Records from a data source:
================
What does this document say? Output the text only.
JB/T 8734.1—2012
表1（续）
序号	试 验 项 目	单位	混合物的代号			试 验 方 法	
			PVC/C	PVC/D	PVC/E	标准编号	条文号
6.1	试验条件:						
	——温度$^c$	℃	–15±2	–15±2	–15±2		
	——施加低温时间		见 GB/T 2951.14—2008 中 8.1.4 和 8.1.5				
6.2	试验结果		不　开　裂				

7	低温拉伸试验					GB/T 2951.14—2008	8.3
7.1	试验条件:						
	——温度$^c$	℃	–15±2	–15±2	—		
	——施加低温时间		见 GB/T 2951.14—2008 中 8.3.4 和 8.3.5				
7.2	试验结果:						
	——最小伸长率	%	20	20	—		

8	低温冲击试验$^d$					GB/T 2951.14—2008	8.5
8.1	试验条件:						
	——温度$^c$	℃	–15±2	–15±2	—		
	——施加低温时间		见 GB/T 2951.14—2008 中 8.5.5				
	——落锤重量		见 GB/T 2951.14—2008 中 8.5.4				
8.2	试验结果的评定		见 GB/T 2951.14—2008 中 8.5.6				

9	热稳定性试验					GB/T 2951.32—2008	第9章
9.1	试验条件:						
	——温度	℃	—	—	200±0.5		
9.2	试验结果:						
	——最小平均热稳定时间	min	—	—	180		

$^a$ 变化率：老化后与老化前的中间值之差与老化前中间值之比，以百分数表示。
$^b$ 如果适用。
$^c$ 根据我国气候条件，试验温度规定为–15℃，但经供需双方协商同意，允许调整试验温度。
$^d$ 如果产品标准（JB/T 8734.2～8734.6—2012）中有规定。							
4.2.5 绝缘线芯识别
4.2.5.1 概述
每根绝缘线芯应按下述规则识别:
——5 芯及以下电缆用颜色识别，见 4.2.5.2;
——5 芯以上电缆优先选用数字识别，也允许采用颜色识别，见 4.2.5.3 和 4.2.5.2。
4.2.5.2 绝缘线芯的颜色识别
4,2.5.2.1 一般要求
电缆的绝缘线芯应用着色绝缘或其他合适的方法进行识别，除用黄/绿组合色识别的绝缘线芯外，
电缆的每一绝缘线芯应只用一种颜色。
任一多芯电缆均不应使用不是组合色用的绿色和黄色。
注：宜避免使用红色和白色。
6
================
### Short problem
From the records above, extract every entry exactly as given.

### Completed task
What does this document say? Output the text only.
JB/T 8734.1—2012
表1（续）
序号	试 验 项 目	单位	混合物的代号			试 验 方 法	
			PVC/C	PVC/D	PVC/E	标准编号	条文号
6.1	试验条件:						
	——温度$^c$	℃	–15±2	–15±2	–15±2		
	——施加低温时间		见 GB/T 2951.14—2008 中 8.1.4 和 8.1.5				
6.2	试验结果		不　开　裂				

7	低温拉伸试验					GB/T 2951.14—2008	8.3
7.1	试验条件:						
	——温度$^c$	℃	–15±2	–15±2	—		
	——施加低温时间		见 GB/T 2951.14—2008 中 8.3.4 和 8.3.5				
7.2	试验结果:						
	——最小伸长率	%	20	20	—		

8	低温冲击试验$^d$					GB/T 2951.14—2008	8.5
8.1	试验条件:						
	——温度$^c$	℃	–15±2	–15±2	—		
	——施加低温时间		见 GB/T 2951.14—2008 中 8.5.5				
	——落锤重量		见 GB/T 2951.14—2008 中 8.5.4				
8.2	试验结果的评定		见 GB/T 2951.14—2008 中 8.5.6				

9	热稳定性试验					GB/T 2951.32—2008	第9章
9.1	试验条件:						
	——温度	℃	—	—	200±0.5		
9.2	试验结果:						
	——最小平均热稳定时间	min	—	—	180		

$^a$ 变化率：老化后与老化前的中间值之差与老化前中间值之比，以百分数表示。
$^b$ 如果适用。
$^c$ 根据我国气候条件，试验温度规定为–15℃，但经供需双方协商同意，允许调整试验温度。
$^d$ 如果产品标准（JB/T 8734.2～8734.6—2012）中有规定。							
4.2.5 绝缘线芯识别
4.2.5.1 概述
每根绝缘线芯应按下述规则识别:
——5 芯及以下电缆用颜色识别，见 4.2.5.2;
——5 芯以上电缆优先选用数字识别，也允许采用颜色识别，见 4.2.5.3 和 4.2.5.2。
4.2.5.2 绝缘线芯的颜色识别
4,2.5.2.1 一般要求
电缆的绝缘线芯应用着色绝缘或其他合适的方法进行识别，除用黄/绿组合色识别的绝缘线芯外，
电缆的每一绝缘线芯应只用一种颜色。
任一多芯电缆均不应使用不是组合色用的绿色和黄色。
注：宜避免使用红色和白色。
6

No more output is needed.